*** The input ***
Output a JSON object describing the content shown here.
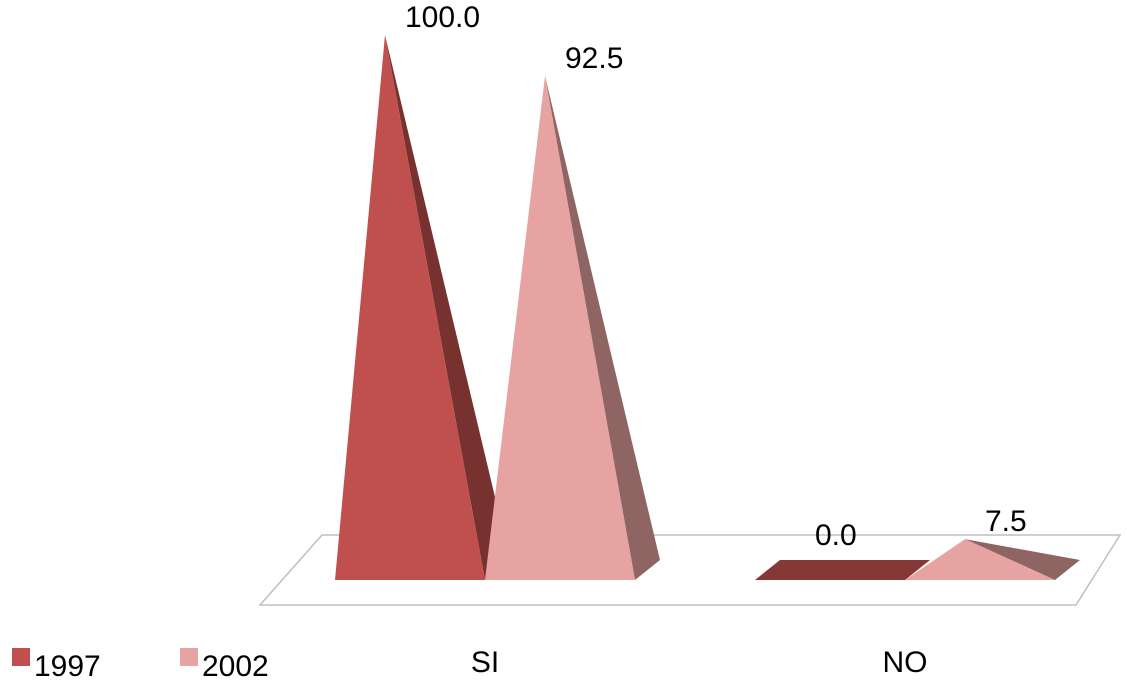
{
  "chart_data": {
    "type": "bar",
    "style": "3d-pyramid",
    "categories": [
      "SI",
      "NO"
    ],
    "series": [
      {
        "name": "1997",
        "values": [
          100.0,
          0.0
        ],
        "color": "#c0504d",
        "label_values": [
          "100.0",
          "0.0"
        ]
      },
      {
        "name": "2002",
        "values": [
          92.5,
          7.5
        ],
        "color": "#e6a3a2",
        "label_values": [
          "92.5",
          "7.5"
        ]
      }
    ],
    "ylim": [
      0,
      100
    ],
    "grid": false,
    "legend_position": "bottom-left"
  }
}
***
*** The input ***
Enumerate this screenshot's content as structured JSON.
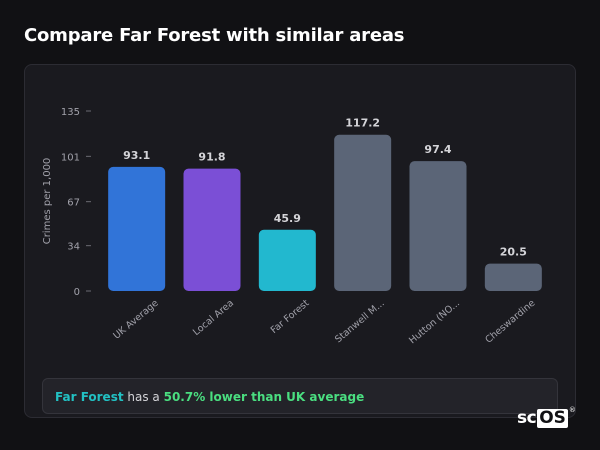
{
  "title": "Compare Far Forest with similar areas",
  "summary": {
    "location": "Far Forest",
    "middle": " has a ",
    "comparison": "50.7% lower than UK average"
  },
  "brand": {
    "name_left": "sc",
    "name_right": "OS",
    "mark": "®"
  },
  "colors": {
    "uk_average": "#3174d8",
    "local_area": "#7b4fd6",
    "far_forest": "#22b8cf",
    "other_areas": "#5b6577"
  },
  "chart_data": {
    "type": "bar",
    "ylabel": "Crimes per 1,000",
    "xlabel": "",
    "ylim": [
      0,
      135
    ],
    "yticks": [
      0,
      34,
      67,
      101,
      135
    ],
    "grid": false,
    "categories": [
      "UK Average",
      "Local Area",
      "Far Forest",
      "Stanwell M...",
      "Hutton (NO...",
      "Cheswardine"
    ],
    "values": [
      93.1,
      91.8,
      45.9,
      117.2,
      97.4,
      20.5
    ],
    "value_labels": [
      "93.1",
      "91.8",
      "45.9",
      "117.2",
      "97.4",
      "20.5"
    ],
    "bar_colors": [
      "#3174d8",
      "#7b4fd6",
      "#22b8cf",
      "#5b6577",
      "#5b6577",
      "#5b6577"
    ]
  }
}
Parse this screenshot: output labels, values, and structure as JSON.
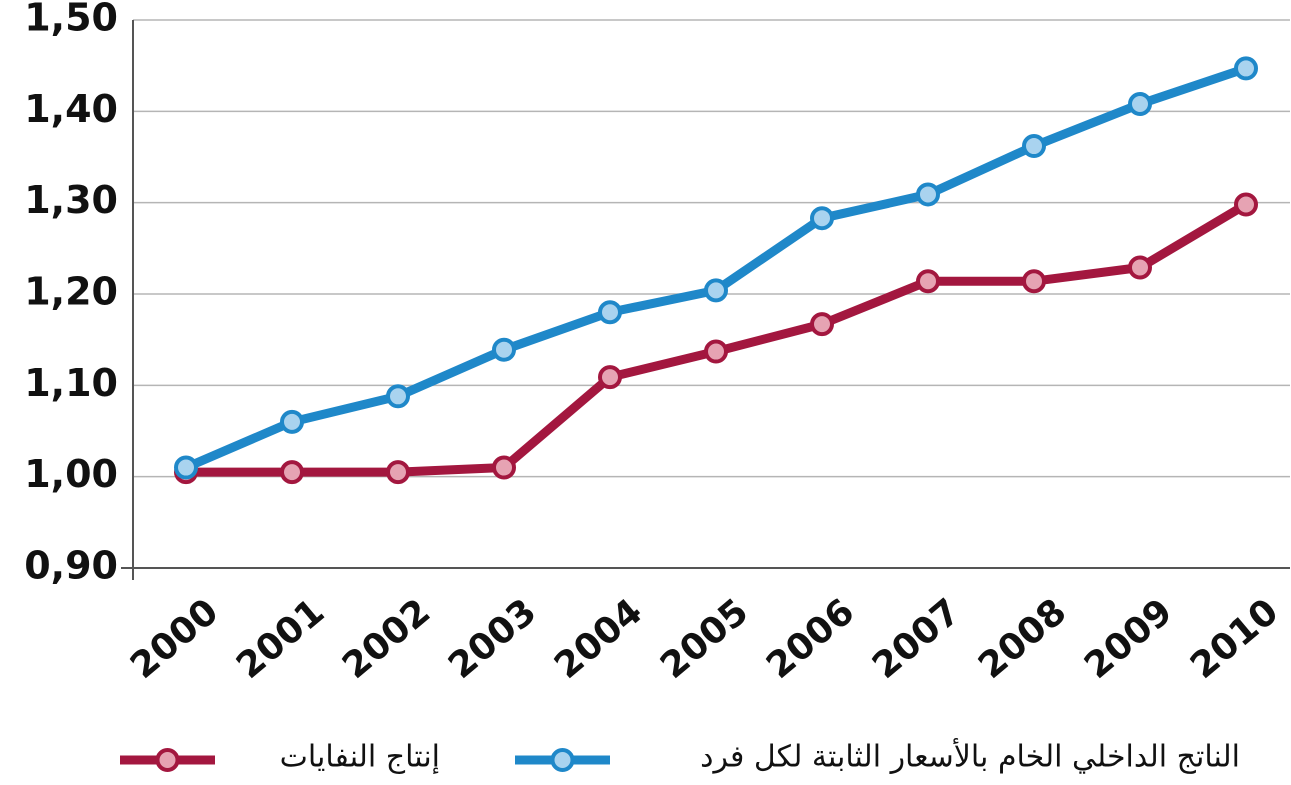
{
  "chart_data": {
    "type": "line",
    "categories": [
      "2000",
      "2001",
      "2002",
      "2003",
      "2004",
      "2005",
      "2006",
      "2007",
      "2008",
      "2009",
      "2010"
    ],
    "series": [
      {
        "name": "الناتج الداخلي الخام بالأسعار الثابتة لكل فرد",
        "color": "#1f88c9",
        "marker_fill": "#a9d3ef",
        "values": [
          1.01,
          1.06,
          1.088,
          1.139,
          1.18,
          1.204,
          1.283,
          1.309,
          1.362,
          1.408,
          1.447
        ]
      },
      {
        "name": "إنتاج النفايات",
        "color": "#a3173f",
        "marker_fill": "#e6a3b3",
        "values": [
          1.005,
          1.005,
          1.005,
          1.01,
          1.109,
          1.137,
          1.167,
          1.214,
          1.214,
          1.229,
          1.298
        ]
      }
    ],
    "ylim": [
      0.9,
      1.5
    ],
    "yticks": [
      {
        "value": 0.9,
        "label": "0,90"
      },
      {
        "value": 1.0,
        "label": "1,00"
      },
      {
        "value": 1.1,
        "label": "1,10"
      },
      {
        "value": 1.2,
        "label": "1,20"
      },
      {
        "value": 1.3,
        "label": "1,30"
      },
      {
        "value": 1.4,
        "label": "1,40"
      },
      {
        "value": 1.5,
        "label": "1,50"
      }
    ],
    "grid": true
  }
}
***
Task requirements:
Locate the string "screenshot" in the listing above and copy every line where it occurs.

Correct result:
Enumerate this screenshot's content as structured JSON.
Parse this screenshot: output labels, values, and structure as JSON.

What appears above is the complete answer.